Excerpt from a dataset
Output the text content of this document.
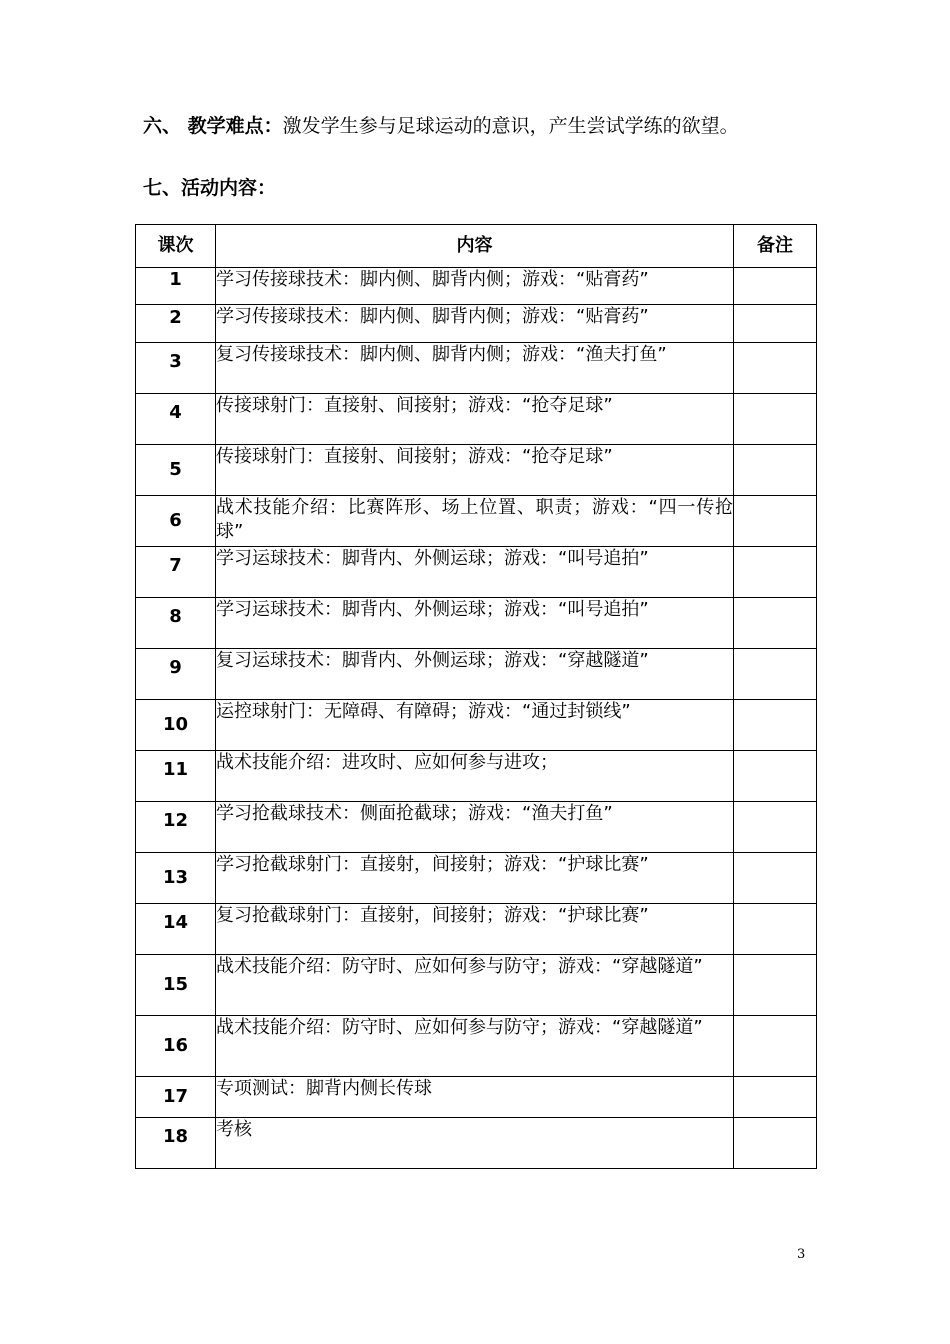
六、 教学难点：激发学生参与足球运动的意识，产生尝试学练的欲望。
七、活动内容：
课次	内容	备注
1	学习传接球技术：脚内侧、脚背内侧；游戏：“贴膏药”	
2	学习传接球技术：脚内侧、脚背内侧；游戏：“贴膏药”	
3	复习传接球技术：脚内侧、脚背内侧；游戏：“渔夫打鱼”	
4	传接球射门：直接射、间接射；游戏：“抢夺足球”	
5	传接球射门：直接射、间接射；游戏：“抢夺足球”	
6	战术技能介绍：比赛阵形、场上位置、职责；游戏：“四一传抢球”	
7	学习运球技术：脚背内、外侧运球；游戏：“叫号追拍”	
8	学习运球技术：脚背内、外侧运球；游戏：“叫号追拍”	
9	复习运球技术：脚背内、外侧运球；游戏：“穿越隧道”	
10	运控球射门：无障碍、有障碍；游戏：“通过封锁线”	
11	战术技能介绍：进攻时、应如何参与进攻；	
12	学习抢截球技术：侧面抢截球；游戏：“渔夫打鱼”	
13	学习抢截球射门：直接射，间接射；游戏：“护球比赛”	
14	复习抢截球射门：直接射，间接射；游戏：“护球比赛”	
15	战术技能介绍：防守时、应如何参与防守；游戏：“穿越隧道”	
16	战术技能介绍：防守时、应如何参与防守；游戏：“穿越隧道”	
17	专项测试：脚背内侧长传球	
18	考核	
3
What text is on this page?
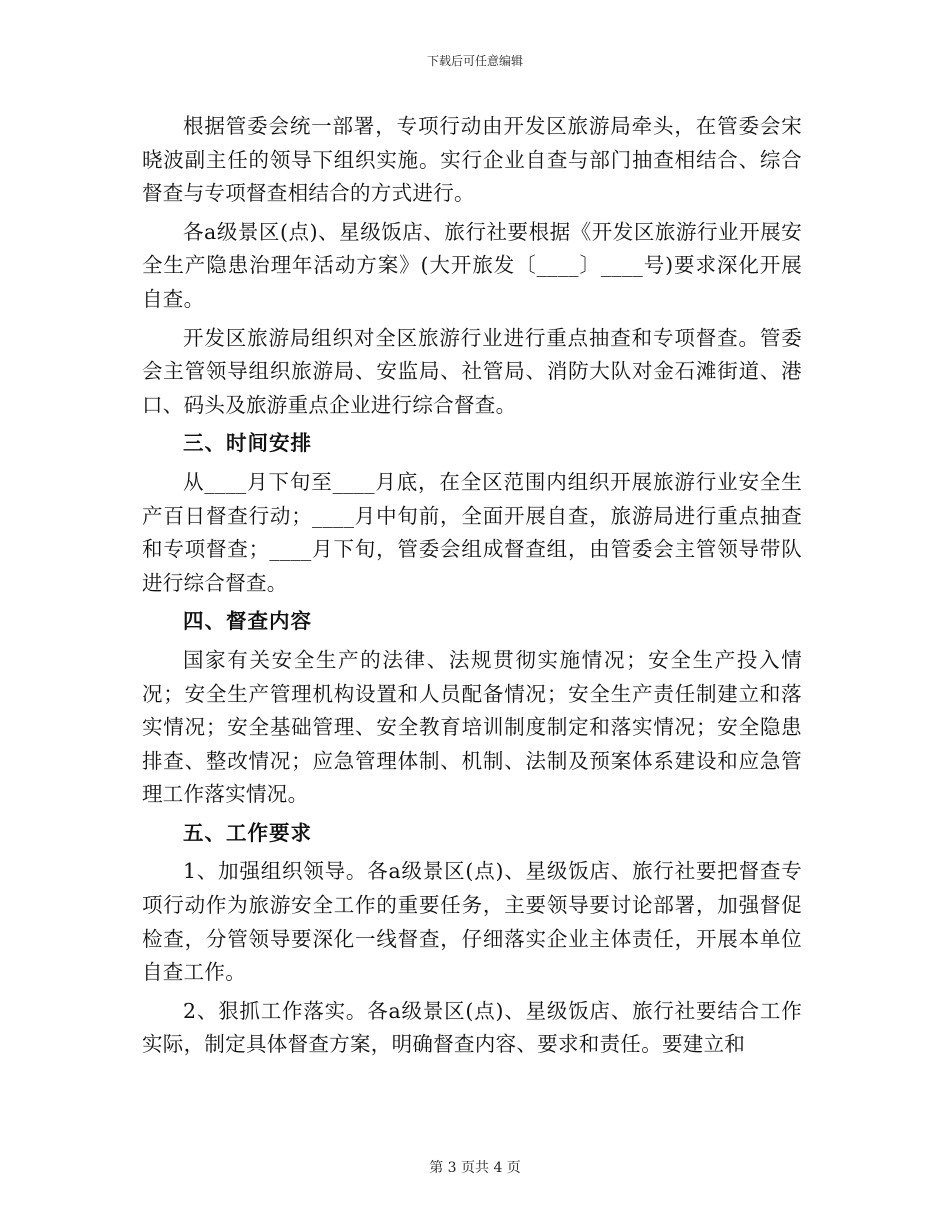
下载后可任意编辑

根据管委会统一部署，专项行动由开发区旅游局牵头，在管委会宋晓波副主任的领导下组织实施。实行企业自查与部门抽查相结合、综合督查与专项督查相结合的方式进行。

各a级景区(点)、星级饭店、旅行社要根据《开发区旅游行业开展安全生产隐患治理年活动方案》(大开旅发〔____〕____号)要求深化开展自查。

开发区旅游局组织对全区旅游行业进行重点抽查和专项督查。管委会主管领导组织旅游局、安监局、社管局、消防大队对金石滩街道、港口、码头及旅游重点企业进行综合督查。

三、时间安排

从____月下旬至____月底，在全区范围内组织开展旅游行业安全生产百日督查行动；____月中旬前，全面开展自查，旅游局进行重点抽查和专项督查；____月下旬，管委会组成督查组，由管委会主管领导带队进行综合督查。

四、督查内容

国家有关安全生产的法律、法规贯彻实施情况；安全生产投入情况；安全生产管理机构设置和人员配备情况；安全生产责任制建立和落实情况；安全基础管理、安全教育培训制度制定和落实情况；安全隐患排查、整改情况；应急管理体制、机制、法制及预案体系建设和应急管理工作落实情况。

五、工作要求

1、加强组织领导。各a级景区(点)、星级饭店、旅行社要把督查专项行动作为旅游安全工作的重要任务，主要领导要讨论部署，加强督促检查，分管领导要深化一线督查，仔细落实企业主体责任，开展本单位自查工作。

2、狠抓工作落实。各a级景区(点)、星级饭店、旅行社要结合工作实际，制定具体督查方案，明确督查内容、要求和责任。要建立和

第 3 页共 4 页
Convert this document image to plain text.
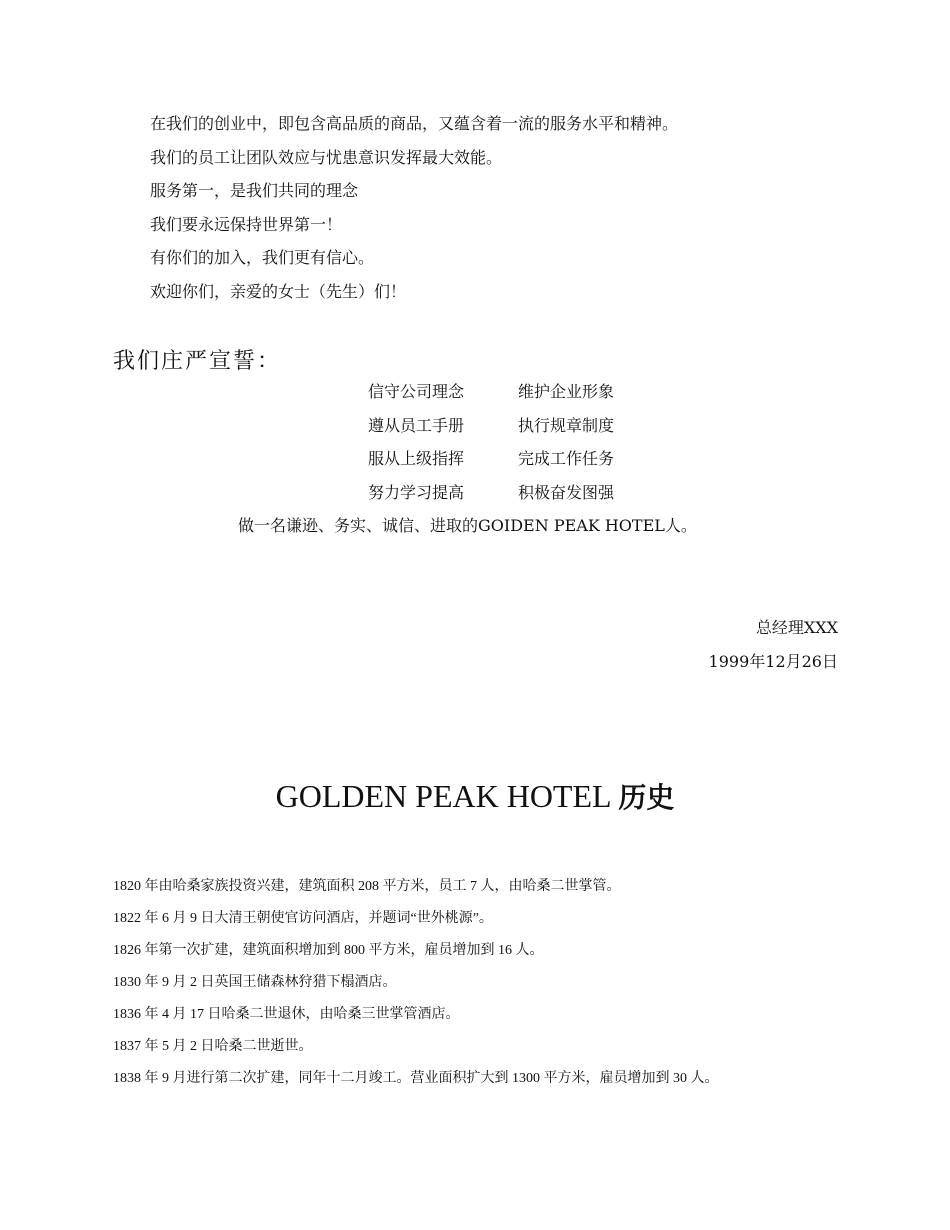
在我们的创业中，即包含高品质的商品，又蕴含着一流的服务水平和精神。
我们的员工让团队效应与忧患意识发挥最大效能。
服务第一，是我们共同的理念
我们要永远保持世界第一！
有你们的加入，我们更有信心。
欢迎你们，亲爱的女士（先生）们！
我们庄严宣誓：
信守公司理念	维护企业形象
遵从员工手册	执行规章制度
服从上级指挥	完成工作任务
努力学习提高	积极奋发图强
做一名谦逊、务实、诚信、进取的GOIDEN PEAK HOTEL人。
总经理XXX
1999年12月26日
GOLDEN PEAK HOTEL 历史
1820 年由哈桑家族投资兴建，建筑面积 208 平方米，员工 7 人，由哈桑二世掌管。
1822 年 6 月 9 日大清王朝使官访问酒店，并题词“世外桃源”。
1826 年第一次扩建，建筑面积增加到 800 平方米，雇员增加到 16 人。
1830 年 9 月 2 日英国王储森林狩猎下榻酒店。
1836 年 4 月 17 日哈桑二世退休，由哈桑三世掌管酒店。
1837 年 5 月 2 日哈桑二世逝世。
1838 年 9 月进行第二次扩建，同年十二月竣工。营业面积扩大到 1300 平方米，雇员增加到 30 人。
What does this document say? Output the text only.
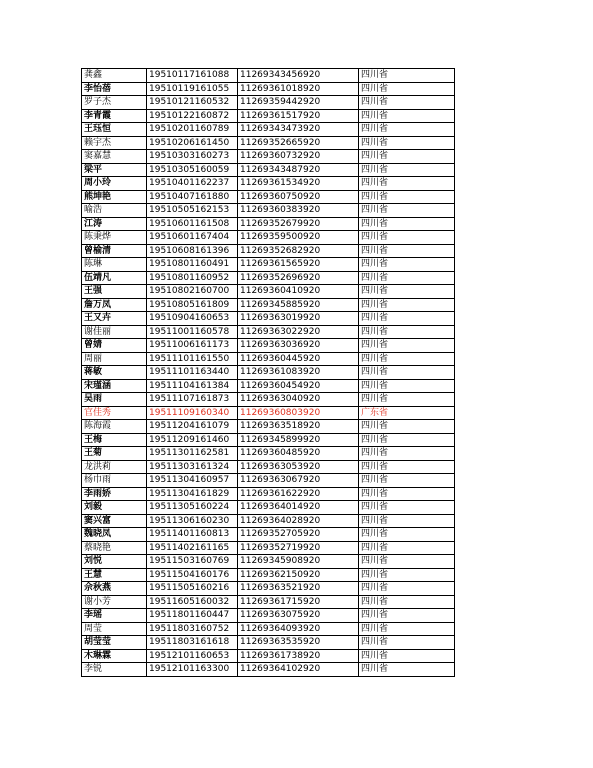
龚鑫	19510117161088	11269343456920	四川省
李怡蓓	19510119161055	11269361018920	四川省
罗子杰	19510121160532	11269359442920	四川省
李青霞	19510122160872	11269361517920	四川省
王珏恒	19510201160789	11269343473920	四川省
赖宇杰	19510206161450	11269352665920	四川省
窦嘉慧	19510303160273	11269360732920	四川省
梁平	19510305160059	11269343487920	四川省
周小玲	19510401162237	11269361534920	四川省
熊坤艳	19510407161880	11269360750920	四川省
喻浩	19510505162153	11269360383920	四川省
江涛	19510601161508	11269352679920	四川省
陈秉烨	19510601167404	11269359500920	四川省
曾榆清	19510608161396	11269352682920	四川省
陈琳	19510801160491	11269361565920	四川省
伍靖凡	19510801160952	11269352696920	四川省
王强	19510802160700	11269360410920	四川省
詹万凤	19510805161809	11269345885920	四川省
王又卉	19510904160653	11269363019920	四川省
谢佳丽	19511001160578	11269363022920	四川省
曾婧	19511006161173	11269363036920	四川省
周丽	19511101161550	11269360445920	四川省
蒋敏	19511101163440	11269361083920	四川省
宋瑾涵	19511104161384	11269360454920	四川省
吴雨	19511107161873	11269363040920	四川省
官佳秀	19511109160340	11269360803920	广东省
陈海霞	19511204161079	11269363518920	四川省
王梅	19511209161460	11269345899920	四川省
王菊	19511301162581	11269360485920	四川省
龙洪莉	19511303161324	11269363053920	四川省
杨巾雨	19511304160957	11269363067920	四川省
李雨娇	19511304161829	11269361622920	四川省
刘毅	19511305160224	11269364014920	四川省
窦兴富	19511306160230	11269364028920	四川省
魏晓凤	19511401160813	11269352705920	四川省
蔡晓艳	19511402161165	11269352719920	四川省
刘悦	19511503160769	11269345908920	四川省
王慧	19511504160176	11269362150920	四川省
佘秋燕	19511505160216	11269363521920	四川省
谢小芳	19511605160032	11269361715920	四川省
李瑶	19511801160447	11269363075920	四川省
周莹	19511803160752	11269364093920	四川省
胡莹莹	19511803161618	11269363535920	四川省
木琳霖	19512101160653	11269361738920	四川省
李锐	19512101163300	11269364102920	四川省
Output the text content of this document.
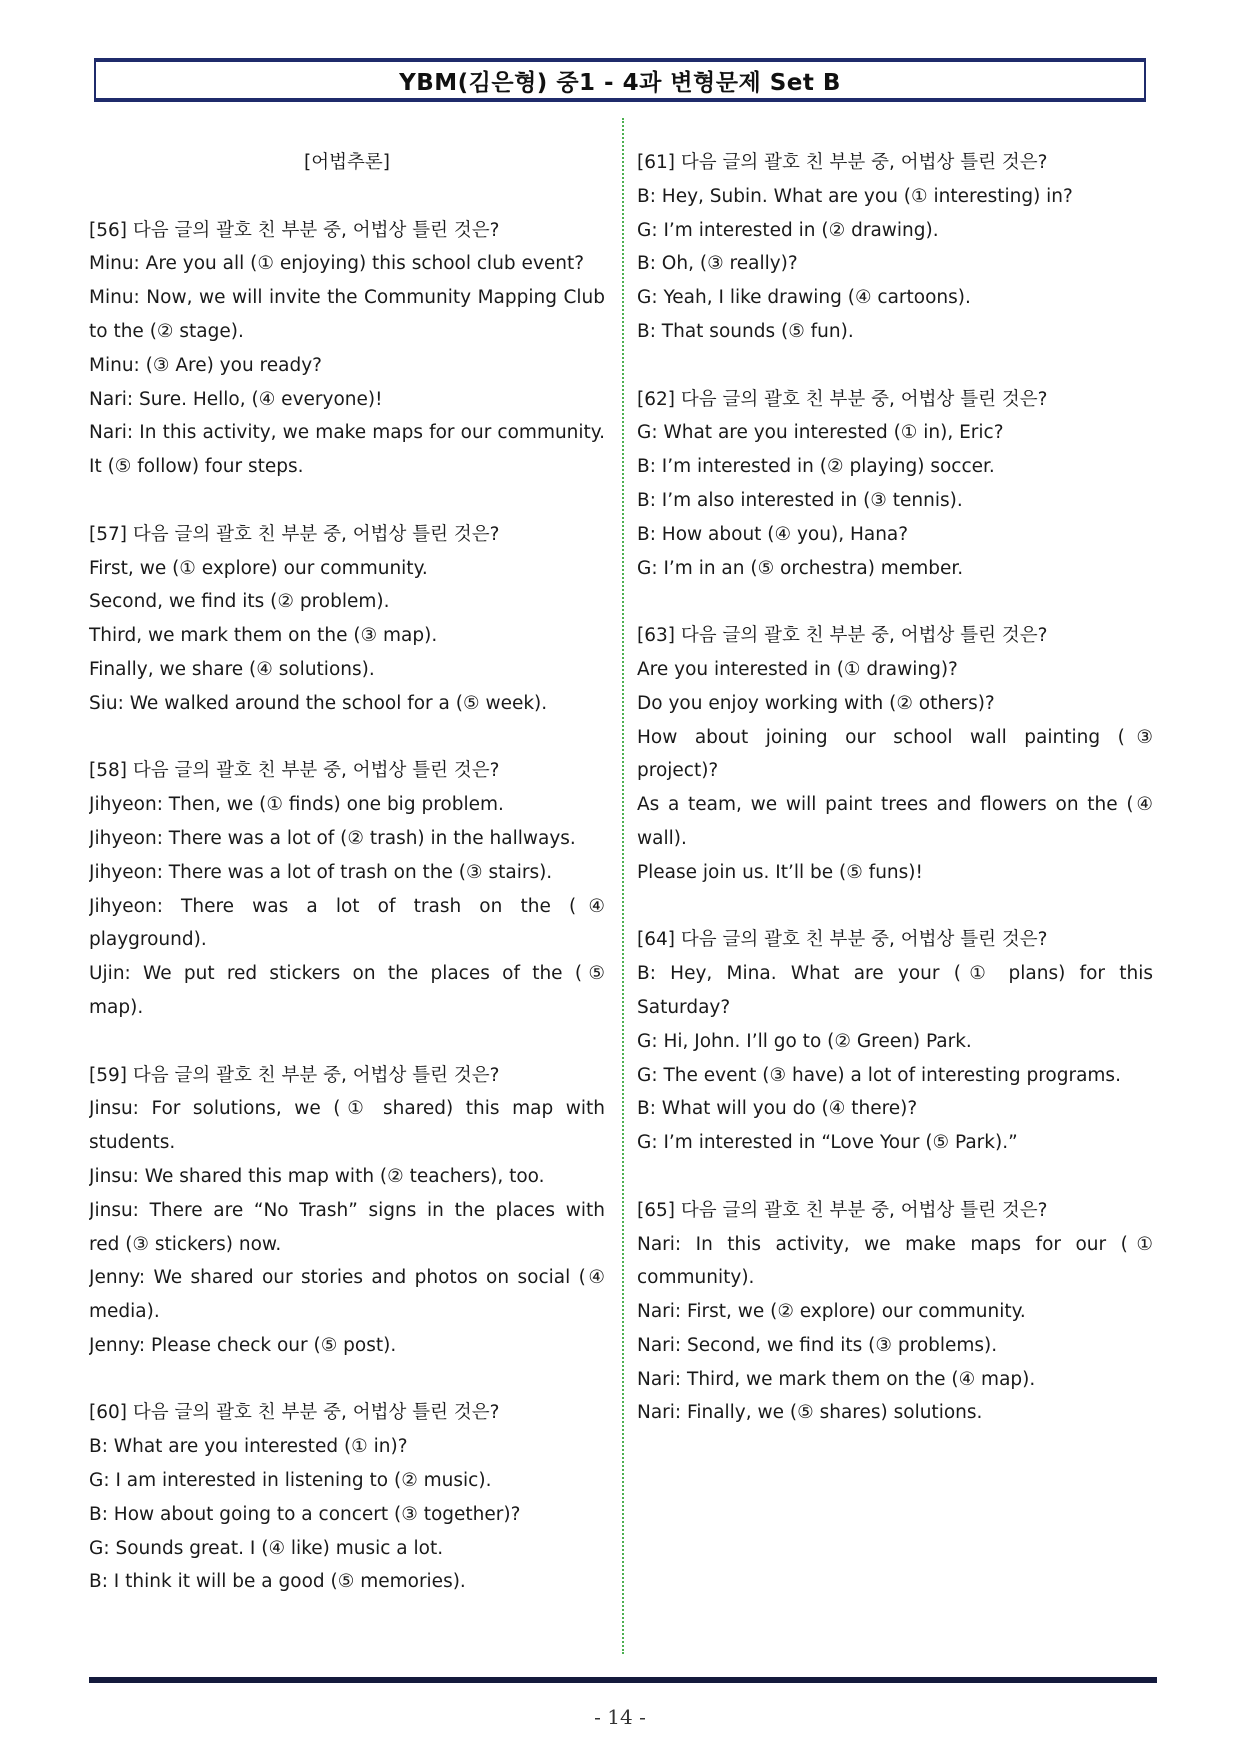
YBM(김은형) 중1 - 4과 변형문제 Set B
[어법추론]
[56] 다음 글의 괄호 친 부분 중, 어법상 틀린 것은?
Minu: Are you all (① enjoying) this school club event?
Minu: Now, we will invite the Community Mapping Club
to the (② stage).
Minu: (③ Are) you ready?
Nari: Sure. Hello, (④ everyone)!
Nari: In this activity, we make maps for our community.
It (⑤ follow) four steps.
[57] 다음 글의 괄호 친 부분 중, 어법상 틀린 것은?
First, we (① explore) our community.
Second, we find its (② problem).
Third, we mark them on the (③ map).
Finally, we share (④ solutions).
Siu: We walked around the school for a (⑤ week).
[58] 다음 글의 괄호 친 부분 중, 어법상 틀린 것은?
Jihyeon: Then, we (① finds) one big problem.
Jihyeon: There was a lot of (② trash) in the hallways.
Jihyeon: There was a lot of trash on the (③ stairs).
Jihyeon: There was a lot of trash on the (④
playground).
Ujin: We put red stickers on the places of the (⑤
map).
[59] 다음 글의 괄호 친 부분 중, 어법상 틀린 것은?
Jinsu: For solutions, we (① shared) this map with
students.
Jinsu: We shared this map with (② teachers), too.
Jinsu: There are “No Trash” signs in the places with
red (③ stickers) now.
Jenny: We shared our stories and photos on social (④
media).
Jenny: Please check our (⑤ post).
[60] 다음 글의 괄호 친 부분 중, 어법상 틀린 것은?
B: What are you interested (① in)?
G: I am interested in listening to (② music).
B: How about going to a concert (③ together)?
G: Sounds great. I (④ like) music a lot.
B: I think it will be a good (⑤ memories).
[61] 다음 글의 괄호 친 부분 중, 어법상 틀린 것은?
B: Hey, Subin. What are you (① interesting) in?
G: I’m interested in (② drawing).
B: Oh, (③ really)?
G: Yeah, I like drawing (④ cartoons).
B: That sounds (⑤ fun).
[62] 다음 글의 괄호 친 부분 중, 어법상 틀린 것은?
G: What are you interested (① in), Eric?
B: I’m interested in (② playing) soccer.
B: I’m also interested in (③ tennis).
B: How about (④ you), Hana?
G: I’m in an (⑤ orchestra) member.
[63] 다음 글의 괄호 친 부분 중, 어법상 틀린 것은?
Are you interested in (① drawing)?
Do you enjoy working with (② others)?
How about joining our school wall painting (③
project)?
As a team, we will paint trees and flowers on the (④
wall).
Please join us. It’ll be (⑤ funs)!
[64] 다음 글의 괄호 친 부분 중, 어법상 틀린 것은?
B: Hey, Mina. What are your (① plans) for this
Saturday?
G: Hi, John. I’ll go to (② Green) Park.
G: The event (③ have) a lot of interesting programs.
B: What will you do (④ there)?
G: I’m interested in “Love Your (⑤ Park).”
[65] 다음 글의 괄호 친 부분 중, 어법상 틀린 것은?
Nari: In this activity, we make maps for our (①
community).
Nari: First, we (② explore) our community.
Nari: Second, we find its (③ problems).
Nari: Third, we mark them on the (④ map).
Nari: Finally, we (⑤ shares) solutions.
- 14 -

Given instruction: Work out how many lines of the material above contain the word "应如何参与防守", then give only that figure.

Exercise response: 2